#### Textblock ####

Roland Grüter
Fotografie

Die Anmut des Nichts: Pellworm

Nichts Aufregendes. Alles und jeder bleibt gelassen und ruhig. Und das in Deutschland! Oben im Nordfriesischen Wattenmeer gibt es diese Insel, die Nichts zu bieten hat. Und dieses Nichts schärft unsere Sinne für das Wesentliche. Keine Straßenhektik, keine großen Kaufhäuser, keine Vergnügungsviertel, kaum Touristen, keine Warteschlangen, wenig Verkehr – noch nicht einmal Sandstrand. Die Insel, die ein wenig unter dem Meeresspiegel liegt. Meer gibt es nicht zu sagen ... 

In anderem Licht: Berlin

Ein Blick hinter die Kulisse des Sichtbaren. Die Bilder dieser Serie sind mit einem Filter aufgenommen, der nur das Licht ab einer Wellenlänge von 830 nm durchlässt. Hier beginnt der Bereich des Lichtes, der unseren Augen vollständig verborgen bleibt. Diese fotografische Umsetzung kann unsere Welt jenseits der gewohnten Wahrnehmung sichtbar machen. Es entstehen neue Eindrücke von gewohnten Motiven und Perspektiven.

####

- Aufgabenstellung -
Entnimm dem Text zu den Fotoserien wortgetreu den Abschnitt, beginnend bei „Nichts Aufregendes. Alles“ und endend bei „zu sagen ...“.

#### Aufgelistete Zeilen ####

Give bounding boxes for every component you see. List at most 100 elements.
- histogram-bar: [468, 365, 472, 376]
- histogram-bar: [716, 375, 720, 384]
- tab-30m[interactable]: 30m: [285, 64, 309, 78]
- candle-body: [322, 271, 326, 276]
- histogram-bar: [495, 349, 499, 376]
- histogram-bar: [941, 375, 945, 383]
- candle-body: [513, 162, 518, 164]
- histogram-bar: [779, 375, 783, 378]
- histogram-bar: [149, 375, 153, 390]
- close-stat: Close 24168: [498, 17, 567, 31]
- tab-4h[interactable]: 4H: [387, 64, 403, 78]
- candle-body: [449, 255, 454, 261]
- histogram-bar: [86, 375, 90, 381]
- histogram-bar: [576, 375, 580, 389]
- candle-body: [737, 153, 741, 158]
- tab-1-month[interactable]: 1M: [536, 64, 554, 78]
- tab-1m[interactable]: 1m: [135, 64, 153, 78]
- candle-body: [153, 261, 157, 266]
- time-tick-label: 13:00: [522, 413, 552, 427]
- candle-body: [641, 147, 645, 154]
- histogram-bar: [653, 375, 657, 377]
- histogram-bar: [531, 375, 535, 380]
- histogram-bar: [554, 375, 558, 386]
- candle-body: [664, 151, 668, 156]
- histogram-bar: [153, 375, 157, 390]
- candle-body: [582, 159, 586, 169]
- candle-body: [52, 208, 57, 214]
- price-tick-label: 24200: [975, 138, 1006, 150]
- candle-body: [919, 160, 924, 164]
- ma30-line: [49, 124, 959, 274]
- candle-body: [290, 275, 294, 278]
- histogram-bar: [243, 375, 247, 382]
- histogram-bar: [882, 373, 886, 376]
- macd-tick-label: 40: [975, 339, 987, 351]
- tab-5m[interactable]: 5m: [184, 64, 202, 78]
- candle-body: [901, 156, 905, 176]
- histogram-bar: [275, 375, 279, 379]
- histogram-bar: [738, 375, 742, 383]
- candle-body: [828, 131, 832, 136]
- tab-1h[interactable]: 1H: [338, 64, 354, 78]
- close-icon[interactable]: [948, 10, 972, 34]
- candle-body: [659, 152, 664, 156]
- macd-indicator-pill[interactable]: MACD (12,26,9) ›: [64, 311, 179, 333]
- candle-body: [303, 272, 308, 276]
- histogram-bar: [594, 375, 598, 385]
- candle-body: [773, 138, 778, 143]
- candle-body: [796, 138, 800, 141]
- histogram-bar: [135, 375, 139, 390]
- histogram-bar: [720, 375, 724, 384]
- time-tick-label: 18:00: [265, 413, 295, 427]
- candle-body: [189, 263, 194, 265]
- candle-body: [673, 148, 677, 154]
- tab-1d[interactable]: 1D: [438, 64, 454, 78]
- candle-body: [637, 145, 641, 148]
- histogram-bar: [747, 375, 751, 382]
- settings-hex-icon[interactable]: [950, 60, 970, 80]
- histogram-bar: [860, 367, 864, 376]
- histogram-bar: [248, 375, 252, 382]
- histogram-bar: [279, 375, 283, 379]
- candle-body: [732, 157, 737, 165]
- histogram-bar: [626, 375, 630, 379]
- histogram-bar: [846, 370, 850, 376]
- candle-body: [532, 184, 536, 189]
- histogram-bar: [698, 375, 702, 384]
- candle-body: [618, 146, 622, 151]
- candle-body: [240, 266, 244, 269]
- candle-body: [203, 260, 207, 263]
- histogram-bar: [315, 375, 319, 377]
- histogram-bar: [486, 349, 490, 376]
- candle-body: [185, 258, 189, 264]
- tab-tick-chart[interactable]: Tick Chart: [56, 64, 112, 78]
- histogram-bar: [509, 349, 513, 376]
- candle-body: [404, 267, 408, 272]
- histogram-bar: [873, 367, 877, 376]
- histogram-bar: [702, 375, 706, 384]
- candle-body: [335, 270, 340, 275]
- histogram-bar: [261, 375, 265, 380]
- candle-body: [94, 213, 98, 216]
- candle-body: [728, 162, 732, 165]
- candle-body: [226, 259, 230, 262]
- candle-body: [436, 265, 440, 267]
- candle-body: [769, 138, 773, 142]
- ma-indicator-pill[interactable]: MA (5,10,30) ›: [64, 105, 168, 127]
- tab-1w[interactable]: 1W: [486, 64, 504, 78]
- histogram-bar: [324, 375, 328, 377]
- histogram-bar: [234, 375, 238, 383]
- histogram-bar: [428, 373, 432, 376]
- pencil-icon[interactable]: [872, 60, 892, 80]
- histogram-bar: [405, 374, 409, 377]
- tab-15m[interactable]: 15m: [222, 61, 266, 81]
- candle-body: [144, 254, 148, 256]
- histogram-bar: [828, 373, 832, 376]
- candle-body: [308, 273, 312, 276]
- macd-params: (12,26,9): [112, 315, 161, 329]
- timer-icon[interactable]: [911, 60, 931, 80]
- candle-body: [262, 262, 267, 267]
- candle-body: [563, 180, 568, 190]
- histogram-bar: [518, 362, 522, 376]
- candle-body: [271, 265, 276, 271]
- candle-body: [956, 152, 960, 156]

####

- Schriftliche Antwort -
Nichts Aufregendes. Alles und jeder bleibt gelassen und ruhig. Und das in Deutschland! Oben im Nordfriesischen Wattenmeer gibt es diese Insel, die Nichts zu bieten hat. Und dieses Nichts schärft unsere Sinne für das Wesentliche. Keine Straßenhektik, keine großen Kaufhäuser, keine Vergnügungsviertel, kaum Touristen, keine Warteschlangen, wenig Verkehr – noch nicht einmal Sandstrand. Die Insel, die ein wenig unter dem Meeresspiegel liegt. Meer gibt es nicht zu sagen ...